◆ Problem description: Copy out each line of the material below with no changes.

◆ Supplied records:

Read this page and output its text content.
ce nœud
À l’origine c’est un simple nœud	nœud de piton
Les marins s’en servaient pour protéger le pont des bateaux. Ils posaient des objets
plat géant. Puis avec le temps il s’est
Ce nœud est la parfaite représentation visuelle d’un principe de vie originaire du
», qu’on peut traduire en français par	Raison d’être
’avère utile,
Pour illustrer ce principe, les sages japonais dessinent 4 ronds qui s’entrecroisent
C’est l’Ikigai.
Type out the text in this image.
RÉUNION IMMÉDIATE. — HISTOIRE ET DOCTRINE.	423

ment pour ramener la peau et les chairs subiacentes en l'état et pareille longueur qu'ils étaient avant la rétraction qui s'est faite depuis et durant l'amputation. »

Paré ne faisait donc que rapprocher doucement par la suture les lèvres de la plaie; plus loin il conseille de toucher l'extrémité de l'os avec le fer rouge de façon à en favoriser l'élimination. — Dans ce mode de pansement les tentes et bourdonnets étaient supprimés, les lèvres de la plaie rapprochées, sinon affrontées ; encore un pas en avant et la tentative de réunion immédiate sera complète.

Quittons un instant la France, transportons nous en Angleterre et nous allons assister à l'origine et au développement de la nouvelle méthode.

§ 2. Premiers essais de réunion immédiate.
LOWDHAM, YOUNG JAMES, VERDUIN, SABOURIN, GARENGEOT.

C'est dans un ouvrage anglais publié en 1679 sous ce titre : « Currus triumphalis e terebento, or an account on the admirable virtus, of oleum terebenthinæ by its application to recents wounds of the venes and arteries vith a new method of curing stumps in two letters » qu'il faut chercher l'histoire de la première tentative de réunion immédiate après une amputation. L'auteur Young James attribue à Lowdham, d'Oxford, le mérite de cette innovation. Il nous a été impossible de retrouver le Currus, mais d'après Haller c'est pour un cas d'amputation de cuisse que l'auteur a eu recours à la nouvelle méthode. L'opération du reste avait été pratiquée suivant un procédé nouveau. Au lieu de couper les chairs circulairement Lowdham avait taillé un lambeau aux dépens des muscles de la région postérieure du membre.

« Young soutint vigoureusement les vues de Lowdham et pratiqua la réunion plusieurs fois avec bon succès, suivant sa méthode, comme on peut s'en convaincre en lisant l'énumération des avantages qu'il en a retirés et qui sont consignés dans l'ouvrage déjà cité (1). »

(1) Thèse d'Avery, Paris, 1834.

◆ Solution to this problem:
Read this page and output its text content.
ce nœud
À l’origine c’est un simple nœud	nœud de piton
Les marins s’en servaient pour protéger le pont des bateaux. Ils posaient des objets
plat géant. Puis avec le temps il s’est
Ce nœud est la parfaite représentation visuelle d’un principe de vie originaire du
», qu’on peut traduire en français par	Raison d’être
’avère utile,
Pour illustrer ce principe, les sages japonais dessinent 4 ronds qui s’entrecroisent
C’est l’Ikigai.
Type out the text in this image.
RÉUNION IMMÉDIATE. — HISTOIRE ET DOCTRINE.	423

ment pour ramener la peau et les chairs subiacentes en l'état et pareille longueur qu'ils étaient avant la rétraction qui s'est faite depuis et durant l'amputation. »

Paré ne faisait donc que rapprocher doucement par la suture les lèvres de la plaie; plus loin il conseille de toucher l'extrémité de l'os avec le fer rouge de façon à en favoriser l'élimination. — Dans ce mode de pansement les tentes et bourdonnets étaient supprimés, les lèvres de la plaie rapprochées, sinon affrontées ; encore un pas en avant et la tentative de réunion immédiate sera complète.

Quittons un instant la France, transportons nous en Angleterre et nous allons assister à l'origine et au développement de la nouvelle méthode.

§ 2. Premiers essais de réunion immédiate.
LOWDHAM, YOUNG JAMES, VERDUIN, SABOURIN, GARENGEOT.

C'est dans un ouvrage anglais publié en 1679 sous ce titre : « Currus triumphalis e terebento, or an account on the admirable virtus, of oleum terebenthinæ by its application to recents wounds of the venes and arteries vith a new method of curing stumps in two letters » qu'il faut chercher l'histoire de la première tentative de réunion immédiate après une amputation. L'auteur Young James attribue à Lowdham, d'Oxford, le mérite de cette innovation. Il nous a été impossible de retrouver le Currus, mais d'après Haller c'est pour un cas d'amputation de cuisse que l'auteur a eu recours à la nouvelle méthode. L'opération du reste avait été pratiquée suivant un procédé nouveau. Au lieu de couper les chairs circulairement Lowdham avait taillé un lambeau aux dépens des muscles de la région postérieure du membre.

« Young soutint vigoureusement les vues de Lowdham et pratiqua la réunion plusieurs fois avec bon succès, suivant sa méthode, comme on peut s'en convaincre en lisant l'énumération des avantages qu'il en a retirés et qui sont consignés dans l'ouvrage déjà cité (1). »

(1) Thèse d'Avery, Paris, 1834.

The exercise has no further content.